Records contained in a dataset:

= Beginning of Section =

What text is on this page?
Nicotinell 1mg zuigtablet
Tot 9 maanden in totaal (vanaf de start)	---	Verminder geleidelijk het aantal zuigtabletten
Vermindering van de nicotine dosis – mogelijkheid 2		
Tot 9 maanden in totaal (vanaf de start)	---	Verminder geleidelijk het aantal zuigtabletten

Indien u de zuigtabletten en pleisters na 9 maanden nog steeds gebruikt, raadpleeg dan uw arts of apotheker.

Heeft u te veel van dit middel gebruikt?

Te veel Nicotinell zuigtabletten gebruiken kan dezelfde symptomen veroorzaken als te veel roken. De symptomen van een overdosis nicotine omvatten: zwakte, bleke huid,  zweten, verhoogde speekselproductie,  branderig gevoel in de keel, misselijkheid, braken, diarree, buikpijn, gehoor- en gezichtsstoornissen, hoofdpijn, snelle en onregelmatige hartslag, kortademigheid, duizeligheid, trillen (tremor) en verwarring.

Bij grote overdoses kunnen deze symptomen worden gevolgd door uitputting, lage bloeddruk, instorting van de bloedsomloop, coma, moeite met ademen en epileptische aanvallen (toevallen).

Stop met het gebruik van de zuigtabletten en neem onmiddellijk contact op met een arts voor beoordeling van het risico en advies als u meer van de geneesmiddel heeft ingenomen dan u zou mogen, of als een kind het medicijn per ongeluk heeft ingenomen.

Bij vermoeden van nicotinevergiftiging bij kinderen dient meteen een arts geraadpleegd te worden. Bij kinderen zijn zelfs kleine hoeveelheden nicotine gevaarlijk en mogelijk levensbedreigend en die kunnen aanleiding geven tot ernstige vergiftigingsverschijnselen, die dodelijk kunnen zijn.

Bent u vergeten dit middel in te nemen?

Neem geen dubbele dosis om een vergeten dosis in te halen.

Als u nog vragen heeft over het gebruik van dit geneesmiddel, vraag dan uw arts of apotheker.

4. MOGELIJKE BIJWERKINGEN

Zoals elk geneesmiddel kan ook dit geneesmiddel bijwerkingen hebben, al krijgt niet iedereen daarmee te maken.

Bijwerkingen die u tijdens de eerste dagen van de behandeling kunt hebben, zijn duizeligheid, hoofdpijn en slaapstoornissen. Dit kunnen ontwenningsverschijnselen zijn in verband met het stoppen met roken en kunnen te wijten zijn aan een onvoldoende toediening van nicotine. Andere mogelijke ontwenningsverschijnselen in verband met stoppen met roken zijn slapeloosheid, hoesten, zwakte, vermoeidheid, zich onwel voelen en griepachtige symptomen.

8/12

= End of Section =

• Exercise brief: Each record shown above must be printed once more, exactly.

• Output of the exercise:
What text is on this page?
Nicotinell 1mg zuigtablet
Tot 9 maanden in totaal (vanaf de start)	---	Verminder geleidelijk het aantal zuigtabletten
Vermindering van de nicotine dosis – mogelijkheid 2		
Tot 9 maanden in totaal (vanaf de start)	---	Verminder geleidelijk het aantal zuigtabletten

Indien u de zuigtabletten en pleisters na 9 maanden nog steeds gebruikt, raadpleeg dan uw arts of apotheker.

Heeft u te veel van dit middel gebruikt?

Te veel Nicotinell zuigtabletten gebruiken kan dezelfde symptomen veroorzaken als te veel roken. De symptomen van een overdosis nicotine omvatten: zwakte, bleke huid,  zweten, verhoogde speekselproductie,  branderig gevoel in de keel, misselijkheid, braken, diarree, buikpijn, gehoor- en gezichtsstoornissen, hoofdpijn, snelle en onregelmatige hartslag, kortademigheid, duizeligheid, trillen (tremor) en verwarring.

Bij grote overdoses kunnen deze symptomen worden gevolgd door uitputting, lage bloeddruk, instorting van de bloedsomloop, coma, moeite met ademen en epileptische aanvallen (toevallen).

Stop met het gebruik van de zuigtabletten en neem onmiddellijk contact op met een arts voor beoordeling van het risico en advies als u meer van de geneesmiddel heeft ingenomen dan u zou mogen, of als een kind het medicijn per ongeluk heeft ingenomen.

Bij vermoeden van nicotinevergiftiging bij kinderen dient meteen een arts geraadpleegd te worden. Bij kinderen zijn zelfs kleine hoeveelheden nicotine gevaarlijk en mogelijk levensbedreigend en die kunnen aanleiding geven tot ernstige vergiftigingsverschijnselen, die dodelijk kunnen zijn.

Bent u vergeten dit middel in te nemen?

Neem geen dubbele dosis om een vergeten dosis in te halen.

Als u nog vragen heeft over het gebruik van dit geneesmiddel, vraag dan uw arts of apotheker.

4. MOGELIJKE BIJWERKINGEN

Zoals elk geneesmiddel kan ook dit geneesmiddel bijwerkingen hebben, al krijgt niet iedereen daarmee te maken.

Bijwerkingen die u tijdens de eerste dagen van de behandeling kunt hebben, zijn duizeligheid, hoofdpijn en slaapstoornissen. Dit kunnen ontwenningsverschijnselen zijn in verband met het stoppen met roken en kunnen te wijten zijn aan een onvoldoende toediening van nicotine. Andere mogelijke ontwenningsverschijnselen in verband met stoppen met roken zijn slapeloosheid, hoesten, zwakte, vermoeidheid, zich onwel voelen en griepachtige symptomen.

8/12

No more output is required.